### What the task asks
Of all the lines in the material, how many contain the word "this"? State the number alone.
- - -
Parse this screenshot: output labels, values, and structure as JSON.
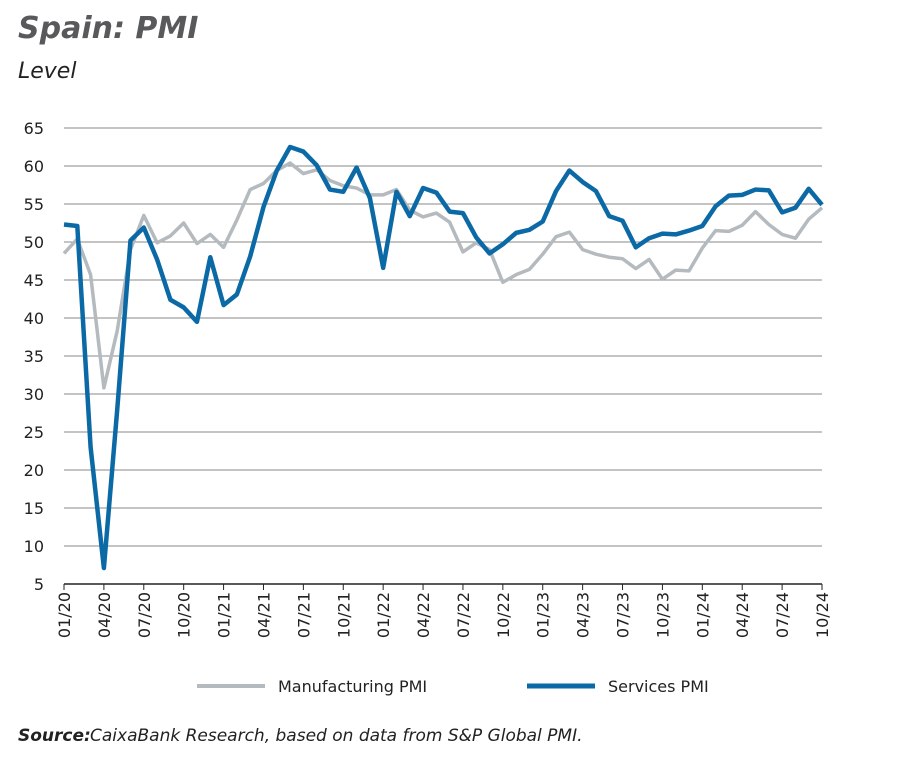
{
  "chart_data": {
    "type": "line",
    "title": "Spain: PMI",
    "subtitle": "Level",
    "categories": [
      "01/20",
      null,
      null,
      "04/20",
      null,
      null,
      "07/20",
      null,
      null,
      "10/20",
      null,
      null,
      "01/21",
      null,
      null,
      "04/21",
      null,
      null,
      "07/21",
      null,
      null,
      "10/21",
      null,
      null,
      "01/22",
      null,
      null,
      "04/22",
      null,
      null,
      "07/22",
      null,
      null,
      "10/22",
      null,
      null,
      "01/23",
      null,
      null,
      "04/23",
      null,
      null,
      "07/23",
      null,
      null,
      "10/23",
      null,
      null,
      "01/24",
      null,
      null,
      "04/24",
      null,
      null,
      "07/24",
      null,
      null,
      "10/24"
    ],
    "series": [
      {
        "name": "Manufacturing PMI",
        "color": "#b4babe",
        "values": [
          48.5,
          50.4,
          45.7,
          30.8,
          38.3,
          49.0,
          53.5,
          49.9,
          50.8,
          52.5,
          49.8,
          51.0,
          49.3,
          52.9,
          56.9,
          57.7,
          59.4,
          60.4,
          59.0,
          59.5,
          58.1,
          57.4,
          57.1,
          56.2,
          56.2,
          56.9,
          54.2,
          53.3,
          53.8,
          52.6,
          48.7,
          49.9,
          49.0,
          44.7,
          45.7,
          46.4,
          48.4,
          50.7,
          51.3,
          49.0,
          48.4,
          48.0,
          47.8,
          46.5,
          47.7,
          45.1,
          46.3,
          46.2,
          49.2,
          51.5,
          51.4,
          52.2,
          54.0,
          52.3,
          51.0,
          50.5,
          53.0,
          54.5
        ]
      },
      {
        "name": "Services PMI",
        "color": "#0b6aa6",
        "values": [
          52.3,
          52.1,
          23.0,
          7.1,
          27.9,
          50.2,
          51.9,
          47.7,
          42.4,
          41.4,
          39.5,
          48.0,
          41.7,
          43.1,
          48.1,
          54.6,
          59.4,
          62.5,
          61.9,
          60.1,
          56.9,
          56.6,
          59.8,
          55.8,
          46.6,
          56.6,
          53.4,
          57.1,
          56.5,
          54.0,
          53.8,
          50.6,
          48.5,
          49.7,
          51.2,
          51.6,
          52.7,
          56.7,
          59.4,
          57.9,
          56.7,
          53.4,
          52.8,
          49.3,
          50.5,
          51.1,
          51.0,
          51.5,
          52.1,
          54.7,
          56.1,
          56.2,
          56.9,
          56.8,
          53.9,
          54.5,
          57.0,
          54.9
        ]
      }
    ],
    "ylim": [
      5,
      65
    ],
    "yticks": [
      5,
      10,
      15,
      20,
      25,
      30,
      35,
      40,
      45,
      50,
      55,
      60,
      65
    ],
    "grid": true,
    "legend": "bottom",
    "source_label": "Source:",
    "source": "CaixaBank Research, based on data from S&P Global PMI."
  }
}
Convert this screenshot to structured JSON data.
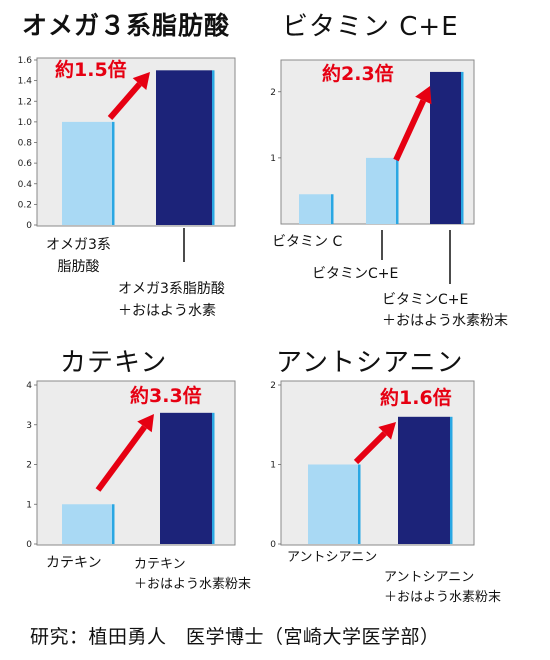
- - -
### Problem solution
2